■ **What to produce**
Copy each line of the records that includes "plain".

■ **Data supplied**
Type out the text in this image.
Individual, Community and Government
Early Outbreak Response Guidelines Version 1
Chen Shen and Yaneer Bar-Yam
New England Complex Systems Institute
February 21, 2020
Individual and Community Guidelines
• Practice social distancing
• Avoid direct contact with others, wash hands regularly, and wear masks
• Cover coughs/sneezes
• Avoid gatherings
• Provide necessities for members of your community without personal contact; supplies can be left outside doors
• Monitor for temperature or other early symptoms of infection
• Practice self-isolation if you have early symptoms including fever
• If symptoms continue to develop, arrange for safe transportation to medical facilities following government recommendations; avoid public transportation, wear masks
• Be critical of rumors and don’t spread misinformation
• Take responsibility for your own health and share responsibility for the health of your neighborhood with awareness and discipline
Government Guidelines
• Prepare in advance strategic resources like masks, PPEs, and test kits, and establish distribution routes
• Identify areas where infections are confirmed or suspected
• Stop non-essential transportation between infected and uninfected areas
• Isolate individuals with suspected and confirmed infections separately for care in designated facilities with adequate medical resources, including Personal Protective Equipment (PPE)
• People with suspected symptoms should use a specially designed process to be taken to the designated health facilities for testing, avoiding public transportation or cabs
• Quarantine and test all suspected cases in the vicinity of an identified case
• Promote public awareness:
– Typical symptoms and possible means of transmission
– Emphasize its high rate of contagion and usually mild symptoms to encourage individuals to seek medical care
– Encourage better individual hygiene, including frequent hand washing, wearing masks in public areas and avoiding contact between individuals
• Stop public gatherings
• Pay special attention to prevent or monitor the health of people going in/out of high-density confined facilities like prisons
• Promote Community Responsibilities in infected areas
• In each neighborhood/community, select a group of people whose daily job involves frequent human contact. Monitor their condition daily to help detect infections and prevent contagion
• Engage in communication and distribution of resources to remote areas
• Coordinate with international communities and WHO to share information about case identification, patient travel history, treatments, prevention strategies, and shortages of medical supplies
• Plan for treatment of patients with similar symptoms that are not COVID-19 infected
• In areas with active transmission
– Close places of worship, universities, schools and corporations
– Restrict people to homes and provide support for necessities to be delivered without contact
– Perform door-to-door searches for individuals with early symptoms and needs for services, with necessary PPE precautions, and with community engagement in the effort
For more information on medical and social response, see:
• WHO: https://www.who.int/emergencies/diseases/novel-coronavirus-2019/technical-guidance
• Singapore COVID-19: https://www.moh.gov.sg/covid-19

...

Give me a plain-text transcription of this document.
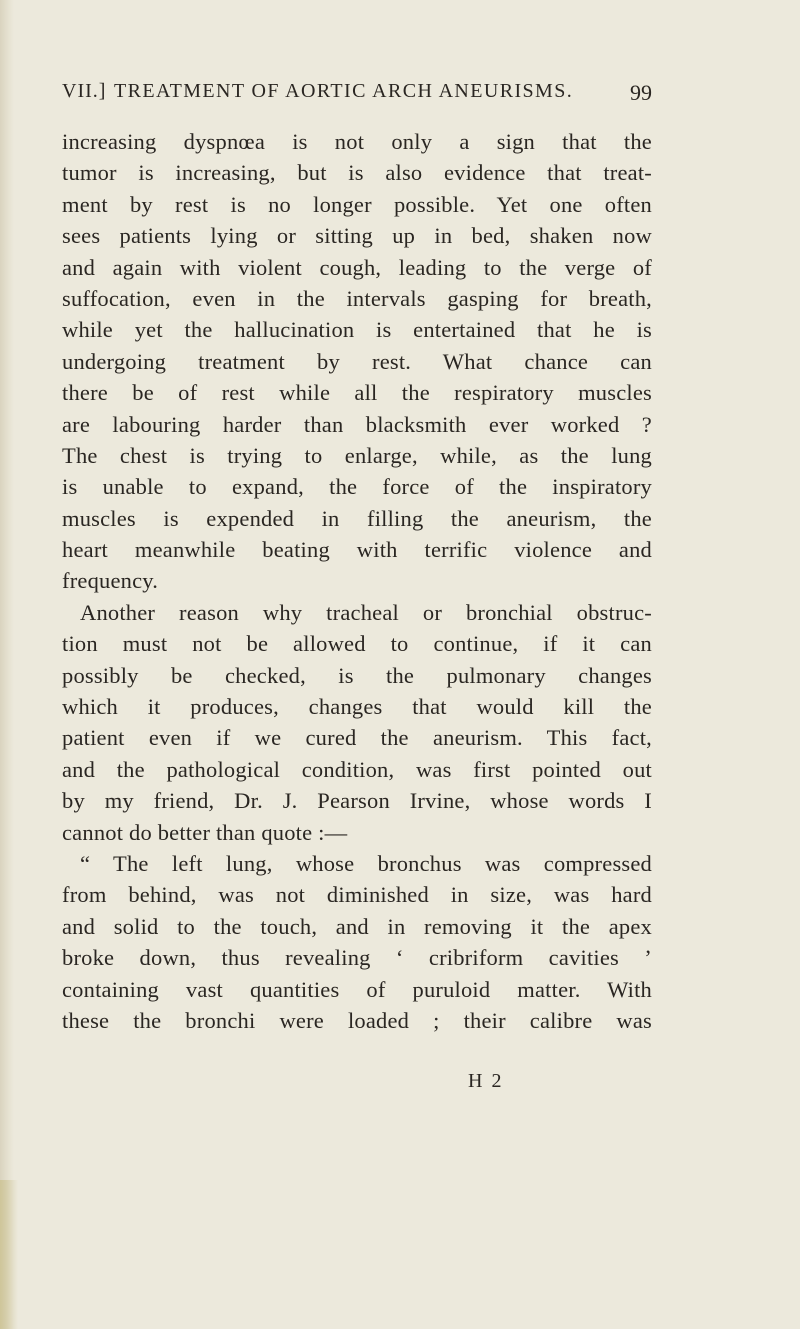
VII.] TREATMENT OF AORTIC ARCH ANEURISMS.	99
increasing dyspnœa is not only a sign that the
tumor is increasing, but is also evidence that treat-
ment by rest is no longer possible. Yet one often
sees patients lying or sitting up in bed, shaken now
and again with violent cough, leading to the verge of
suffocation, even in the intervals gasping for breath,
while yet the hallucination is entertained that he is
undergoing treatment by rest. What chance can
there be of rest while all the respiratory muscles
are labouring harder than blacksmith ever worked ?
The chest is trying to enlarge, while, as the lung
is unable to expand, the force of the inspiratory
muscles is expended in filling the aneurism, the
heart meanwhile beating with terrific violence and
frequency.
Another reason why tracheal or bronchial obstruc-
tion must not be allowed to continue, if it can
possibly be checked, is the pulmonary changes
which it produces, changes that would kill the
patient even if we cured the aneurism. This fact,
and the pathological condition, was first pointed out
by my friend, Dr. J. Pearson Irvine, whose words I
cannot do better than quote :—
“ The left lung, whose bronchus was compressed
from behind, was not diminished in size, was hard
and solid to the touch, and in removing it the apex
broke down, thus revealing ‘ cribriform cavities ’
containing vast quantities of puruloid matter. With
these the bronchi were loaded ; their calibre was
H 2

...

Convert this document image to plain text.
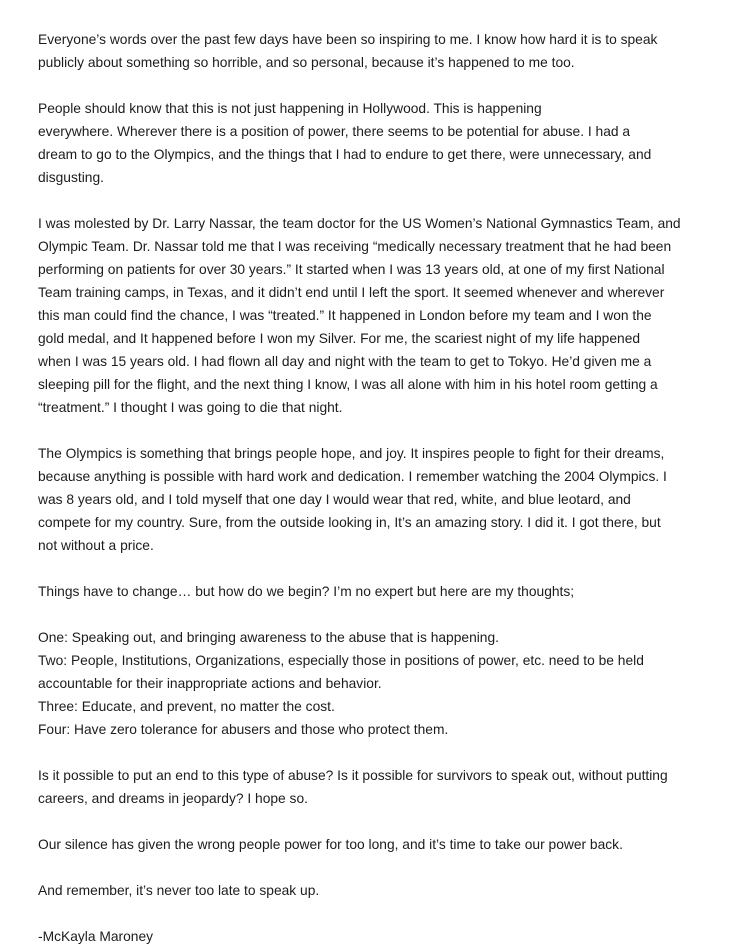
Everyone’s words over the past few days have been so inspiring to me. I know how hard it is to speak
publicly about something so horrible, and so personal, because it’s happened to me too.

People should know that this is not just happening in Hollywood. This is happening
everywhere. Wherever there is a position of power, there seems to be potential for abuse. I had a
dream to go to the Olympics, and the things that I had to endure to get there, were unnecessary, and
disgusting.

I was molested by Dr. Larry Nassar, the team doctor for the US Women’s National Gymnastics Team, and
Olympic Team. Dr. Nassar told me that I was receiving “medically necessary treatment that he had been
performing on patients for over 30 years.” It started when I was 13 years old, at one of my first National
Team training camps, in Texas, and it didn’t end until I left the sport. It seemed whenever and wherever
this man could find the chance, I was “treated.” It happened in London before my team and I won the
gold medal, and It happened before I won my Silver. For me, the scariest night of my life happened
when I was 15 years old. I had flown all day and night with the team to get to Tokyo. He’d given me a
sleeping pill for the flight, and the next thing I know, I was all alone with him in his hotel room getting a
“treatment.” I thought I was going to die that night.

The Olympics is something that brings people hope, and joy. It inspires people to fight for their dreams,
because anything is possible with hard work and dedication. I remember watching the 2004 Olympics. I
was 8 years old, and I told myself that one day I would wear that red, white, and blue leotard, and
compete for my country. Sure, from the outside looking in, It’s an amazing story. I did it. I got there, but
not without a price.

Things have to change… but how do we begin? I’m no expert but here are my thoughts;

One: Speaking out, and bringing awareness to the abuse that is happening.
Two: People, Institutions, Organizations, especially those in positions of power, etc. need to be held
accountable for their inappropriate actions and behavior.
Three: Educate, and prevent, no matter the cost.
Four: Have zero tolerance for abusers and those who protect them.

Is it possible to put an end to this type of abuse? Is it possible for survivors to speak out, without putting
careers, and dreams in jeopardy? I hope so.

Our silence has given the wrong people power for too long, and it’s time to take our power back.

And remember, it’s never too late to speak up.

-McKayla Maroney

■ **Expected answer**
Give me a plain-text transcription of this document.
Convert this document image to plain text.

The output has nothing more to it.